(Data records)
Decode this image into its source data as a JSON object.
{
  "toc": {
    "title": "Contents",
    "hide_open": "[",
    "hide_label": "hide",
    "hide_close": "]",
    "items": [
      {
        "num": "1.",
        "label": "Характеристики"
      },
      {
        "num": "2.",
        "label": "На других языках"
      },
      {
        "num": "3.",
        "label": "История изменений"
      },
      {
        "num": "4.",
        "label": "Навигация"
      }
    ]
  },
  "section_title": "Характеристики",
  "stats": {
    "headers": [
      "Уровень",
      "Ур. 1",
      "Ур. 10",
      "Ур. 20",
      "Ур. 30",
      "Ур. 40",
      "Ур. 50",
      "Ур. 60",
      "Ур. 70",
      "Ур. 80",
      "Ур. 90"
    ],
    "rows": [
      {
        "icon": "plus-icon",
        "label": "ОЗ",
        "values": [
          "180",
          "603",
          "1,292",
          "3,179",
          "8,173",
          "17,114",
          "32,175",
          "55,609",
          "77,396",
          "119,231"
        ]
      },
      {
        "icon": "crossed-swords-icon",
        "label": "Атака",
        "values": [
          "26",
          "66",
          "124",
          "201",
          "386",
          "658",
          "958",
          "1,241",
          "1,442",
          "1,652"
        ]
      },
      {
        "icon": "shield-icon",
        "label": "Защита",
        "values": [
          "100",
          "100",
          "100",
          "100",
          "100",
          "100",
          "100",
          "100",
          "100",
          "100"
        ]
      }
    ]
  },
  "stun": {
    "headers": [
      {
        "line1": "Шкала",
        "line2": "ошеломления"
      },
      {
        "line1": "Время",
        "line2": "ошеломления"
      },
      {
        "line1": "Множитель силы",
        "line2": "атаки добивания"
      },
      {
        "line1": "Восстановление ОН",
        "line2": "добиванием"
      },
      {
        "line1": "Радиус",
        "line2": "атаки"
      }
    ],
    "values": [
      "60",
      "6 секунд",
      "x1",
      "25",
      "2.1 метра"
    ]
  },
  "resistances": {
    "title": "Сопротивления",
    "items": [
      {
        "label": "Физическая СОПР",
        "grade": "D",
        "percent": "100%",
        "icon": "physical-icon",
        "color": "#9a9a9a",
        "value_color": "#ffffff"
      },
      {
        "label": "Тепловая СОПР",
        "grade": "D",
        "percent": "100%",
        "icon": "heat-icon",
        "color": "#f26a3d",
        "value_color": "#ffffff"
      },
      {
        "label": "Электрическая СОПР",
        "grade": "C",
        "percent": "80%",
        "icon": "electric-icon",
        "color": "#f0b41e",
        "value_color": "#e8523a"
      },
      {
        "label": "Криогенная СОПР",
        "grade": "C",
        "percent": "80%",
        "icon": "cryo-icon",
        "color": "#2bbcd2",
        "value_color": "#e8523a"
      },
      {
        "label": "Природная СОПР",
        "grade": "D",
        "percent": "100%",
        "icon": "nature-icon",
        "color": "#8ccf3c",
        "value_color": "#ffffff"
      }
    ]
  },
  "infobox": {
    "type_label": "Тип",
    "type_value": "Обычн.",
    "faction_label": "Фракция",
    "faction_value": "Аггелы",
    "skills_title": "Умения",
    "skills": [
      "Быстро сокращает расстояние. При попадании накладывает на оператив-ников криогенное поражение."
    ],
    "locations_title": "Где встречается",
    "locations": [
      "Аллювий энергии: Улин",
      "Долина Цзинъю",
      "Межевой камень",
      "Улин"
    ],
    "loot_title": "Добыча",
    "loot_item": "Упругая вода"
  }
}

AIM OF THE TASK =>
Reproduce the entries above in full, verbatim.

ANSWER FOR THIS EXERCISE =>
Decode this image into its source data as a JSON object.
{
  "toc": {
    "title": "Contents",
    "hide_open": "[",
    "hide_label": "hide",
    "hide_close": "]",
    "items": [
      {
        "num": "1.",
        "label": "Характеристики"
      },
      {
        "num": "2.",
        "label": "На других языках"
      },
      {
        "num": "3.",
        "label": "История изменений"
      },
      {
        "num": "4.",
        "label": "Навигация"
      }
    ]
  },
  "section_title": "Характеристики",
  "stats": {
    "headers": [
      "Уровень",
      "Ур. 1",
      "Ур. 10",
      "Ур. 20",
      "Ур. 30",
      "Ур. 40",
      "Ур. 50",
      "Ур. 60",
      "Ур. 70",
      "Ур. 80",
      "Ур. 90"
    ],
    "rows": [
      {
        "icon": "plus-icon",
        "label": "ОЗ",
        "values": [
          "180",
          "603",
          "1,292",
          "3,179",
          "8,173",
          "17,114",
          "32,175",
          "55,609",
          "77,396",
          "119,231"
        ]
      },
      {
        "icon": "crossed-swords-icon",
        "label": "Атака",
        "values": [
          "26",
          "66",
          "124",
          "201",
          "386",
          "658",
          "958",
          "1,241",
          "1,442",
          "1,652"
        ]
      },
      {
        "icon": "shield-icon",
        "label": "Защита",
        "values": [
          "100",
          "100",
          "100",
          "100",
          "100",
          "100",
          "100",
          "100",
          "100",
          "100"
        ]
      }
    ]
  },
  "stun": {
    "headers": [
      {
        "line1": "Шкала",
        "line2": "ошеломления"
      },
      {
        "line1": "Время",
        "line2": "ошеломления"
      },
      {
        "line1": "Множитель силы",
        "line2": "атаки добивания"
      },
      {
        "line1": "Восстановление ОН",
        "line2": "добиванием"
      },
      {
        "line1": "Радиус",
        "line2": "атаки"
      }
    ],
    "values": [
      "60",
      "6 секунд",
      "x1",
      "25",
      "2.1 метра"
    ]
  },
  "resistances": {
    "title": "Сопротивления",
    "items": [
      {
        "label": "Физическая СОПР",
        "grade": "D",
        "percent": "100%",
        "icon": "physical-icon",
        "color": "#9a9a9a",
        "value_color": "#ffffff"
      },
      {
        "label": "Тепловая СОПР",
        "grade": "D",
        "percent": "100%",
        "icon": "heat-icon",
        "color": "#f26a3d",
        "value_color": "#ffffff"
      },
      {
        "label": "Электрическая СОПР",
        "grade": "C",
        "percent": "80%",
        "icon": "electric-icon",
        "color": "#f0b41e",
        "value_color": "#e8523a"
      },
      {
        "label": "Криогенная СОПР",
        "grade": "C",
        "percent": "80%",
        "icon": "cryo-icon",
        "color": "#2bbcd2",
        "value_color": "#e8523a"
      },
      {
        "label": "Природная СОПР",
        "grade": "D",
        "percent": "100%",
        "icon": "nature-icon",
        "color": "#8ccf3c",
        "value_color": "#ffffff"
      }
    ]
  },
  "infobox": {
    "type_label": "Тип",
    "type_value": "Обычн.",
    "faction_label": "Фракция",
    "faction_value": "Аггелы",
    "skills_title": "Умения",
    "skills": [
      "Быстро сокращает расстояние. При попадании накладывает на оператив-ников криогенное поражение."
    ],
    "locations_title": "Где встречается",
    "locations": [
      "Аллювий энергии: Улин",
      "Долина Цзинъю",
      "Межевой камень",
      "Улин"
    ],
    "loot_title": "Добыча",
    "loot_item": "Упругая вода"
  }
}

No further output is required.